In the woodworking air quality text, rewrite the part starting at "Dust. Woodworking businesses" and ending at "engine calculator (p-sbap5-25)", changing "facilities" to "sites".

▶ Source passage

^^^^^^^^

Dust. Woodworking businesses — from sawmills to wood-product manufacturers — can create dust from manufacturing processes, outdoor stockpiles, and hauling and transferring material. The MPCA requires facilities to prevent dust from becoming airborne; airborne dust is a nuisance and a health concern.
Air permit. Whether you need an air permit will depend on your various processes and their potential to create air emissions. The very smallest facilities may qualify as insignificant facilities, which do not need a permit. Some woodworking facilities may qualify to operate without an air permit if they follow certain requirements.
Use calculators associated with your business processes to determine your facility's potential and actual emissions.
- If you fuel a boiler: Boiler emissions calculator (p-sbap5-21)
- Engines or backup generator: Internal combustion engine calculator (p-sbap5-25)
- If you finish wood with paint, stains, and solvents: Calculating air emissions from coating operations
Complying with state permits
- How to comply with your Option B permit (aq3-03)

^^^^^^^^

▶ Document layout detection data
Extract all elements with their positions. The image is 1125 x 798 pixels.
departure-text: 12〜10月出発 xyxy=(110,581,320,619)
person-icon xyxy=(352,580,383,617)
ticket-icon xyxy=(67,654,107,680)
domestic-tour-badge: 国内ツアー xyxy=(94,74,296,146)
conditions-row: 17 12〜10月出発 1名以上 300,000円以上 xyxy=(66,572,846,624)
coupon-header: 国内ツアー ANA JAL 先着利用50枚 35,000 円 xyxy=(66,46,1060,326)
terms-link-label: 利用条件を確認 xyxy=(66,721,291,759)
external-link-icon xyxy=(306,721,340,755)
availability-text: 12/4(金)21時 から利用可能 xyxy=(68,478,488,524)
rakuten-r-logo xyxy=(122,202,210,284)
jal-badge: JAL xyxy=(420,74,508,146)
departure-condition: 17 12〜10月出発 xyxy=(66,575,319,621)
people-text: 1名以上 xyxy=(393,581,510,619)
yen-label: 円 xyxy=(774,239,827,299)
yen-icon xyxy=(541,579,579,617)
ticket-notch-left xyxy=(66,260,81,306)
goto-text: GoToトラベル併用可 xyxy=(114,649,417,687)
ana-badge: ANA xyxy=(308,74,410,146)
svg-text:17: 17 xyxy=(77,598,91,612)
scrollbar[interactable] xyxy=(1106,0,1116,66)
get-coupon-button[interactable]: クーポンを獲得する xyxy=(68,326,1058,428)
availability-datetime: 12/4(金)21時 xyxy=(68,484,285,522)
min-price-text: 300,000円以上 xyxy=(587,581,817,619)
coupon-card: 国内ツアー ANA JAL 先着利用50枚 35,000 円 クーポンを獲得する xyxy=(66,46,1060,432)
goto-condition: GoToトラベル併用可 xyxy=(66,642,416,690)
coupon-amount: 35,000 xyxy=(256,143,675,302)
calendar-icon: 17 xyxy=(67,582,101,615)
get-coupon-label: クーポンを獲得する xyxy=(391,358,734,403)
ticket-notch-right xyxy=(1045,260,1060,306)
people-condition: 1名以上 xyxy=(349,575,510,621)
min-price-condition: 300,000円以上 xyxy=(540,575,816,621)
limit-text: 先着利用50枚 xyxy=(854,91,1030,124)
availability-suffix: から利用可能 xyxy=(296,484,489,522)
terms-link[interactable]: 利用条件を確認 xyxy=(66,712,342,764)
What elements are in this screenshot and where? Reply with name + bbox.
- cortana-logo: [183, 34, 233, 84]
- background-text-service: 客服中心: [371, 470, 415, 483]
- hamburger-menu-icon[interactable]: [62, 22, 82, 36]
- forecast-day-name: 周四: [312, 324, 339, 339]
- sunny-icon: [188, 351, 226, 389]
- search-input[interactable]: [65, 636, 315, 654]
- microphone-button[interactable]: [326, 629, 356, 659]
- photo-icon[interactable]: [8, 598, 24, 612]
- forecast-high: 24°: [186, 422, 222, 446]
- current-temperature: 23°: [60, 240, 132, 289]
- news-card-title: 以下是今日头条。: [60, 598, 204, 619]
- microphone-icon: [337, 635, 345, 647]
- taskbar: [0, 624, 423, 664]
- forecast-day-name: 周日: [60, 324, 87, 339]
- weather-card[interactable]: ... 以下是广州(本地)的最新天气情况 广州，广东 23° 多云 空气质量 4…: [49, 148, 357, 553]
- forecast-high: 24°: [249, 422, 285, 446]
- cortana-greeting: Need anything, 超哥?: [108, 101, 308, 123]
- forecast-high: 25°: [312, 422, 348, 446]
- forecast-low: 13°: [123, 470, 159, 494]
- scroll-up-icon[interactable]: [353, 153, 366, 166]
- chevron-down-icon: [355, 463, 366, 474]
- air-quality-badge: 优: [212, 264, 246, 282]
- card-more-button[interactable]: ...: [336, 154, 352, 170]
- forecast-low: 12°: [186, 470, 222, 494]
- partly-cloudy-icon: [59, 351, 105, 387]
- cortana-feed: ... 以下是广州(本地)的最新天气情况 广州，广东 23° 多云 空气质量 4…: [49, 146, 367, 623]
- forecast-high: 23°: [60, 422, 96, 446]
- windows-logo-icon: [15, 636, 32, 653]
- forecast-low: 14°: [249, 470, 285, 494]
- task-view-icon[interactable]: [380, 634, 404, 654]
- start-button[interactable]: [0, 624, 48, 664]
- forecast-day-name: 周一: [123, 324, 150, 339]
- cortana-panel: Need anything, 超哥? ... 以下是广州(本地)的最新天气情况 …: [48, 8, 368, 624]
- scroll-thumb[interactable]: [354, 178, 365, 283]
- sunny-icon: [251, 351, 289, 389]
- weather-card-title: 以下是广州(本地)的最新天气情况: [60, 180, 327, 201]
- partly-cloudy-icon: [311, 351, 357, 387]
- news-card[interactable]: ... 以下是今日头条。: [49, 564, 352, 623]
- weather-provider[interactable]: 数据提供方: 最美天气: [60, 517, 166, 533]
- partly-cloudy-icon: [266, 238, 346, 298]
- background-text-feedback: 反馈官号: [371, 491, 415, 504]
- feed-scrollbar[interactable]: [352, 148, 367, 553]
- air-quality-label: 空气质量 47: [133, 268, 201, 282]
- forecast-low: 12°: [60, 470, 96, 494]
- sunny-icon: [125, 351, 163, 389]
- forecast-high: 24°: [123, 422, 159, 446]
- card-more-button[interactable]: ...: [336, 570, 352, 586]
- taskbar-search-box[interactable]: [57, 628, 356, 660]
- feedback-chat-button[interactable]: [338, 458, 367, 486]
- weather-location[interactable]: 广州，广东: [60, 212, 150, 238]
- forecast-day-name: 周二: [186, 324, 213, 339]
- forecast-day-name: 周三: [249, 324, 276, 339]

^^^^^^^^

▶ Exercise answer
Dust. Woodworking businesses — from sawmills to wood-product manufacturers — can create dust from manufacturing processes, outdoor stockpiles, and hauling and transferring material. The MPCA requires sites to prevent dust from becoming airborne; airborne dust is a nuisance and a health concern.
Air permit. Whether you need an air permit will depend on your various processes and their potential to create air emissions. The very smallest sites may qualify as insignificant sites, which do not need a permit. Some woodworking sites may qualify to operate without an air permit if they follow certain requirements.
Use calculators associated with your business processes to determine your facility's potential and actual emissions.
- If you fuel a boiler: Boiler emissions calculator (p-sbap5-21)
- Engines or backup generator: Internal combustion engine calculator (p-sbap5-25)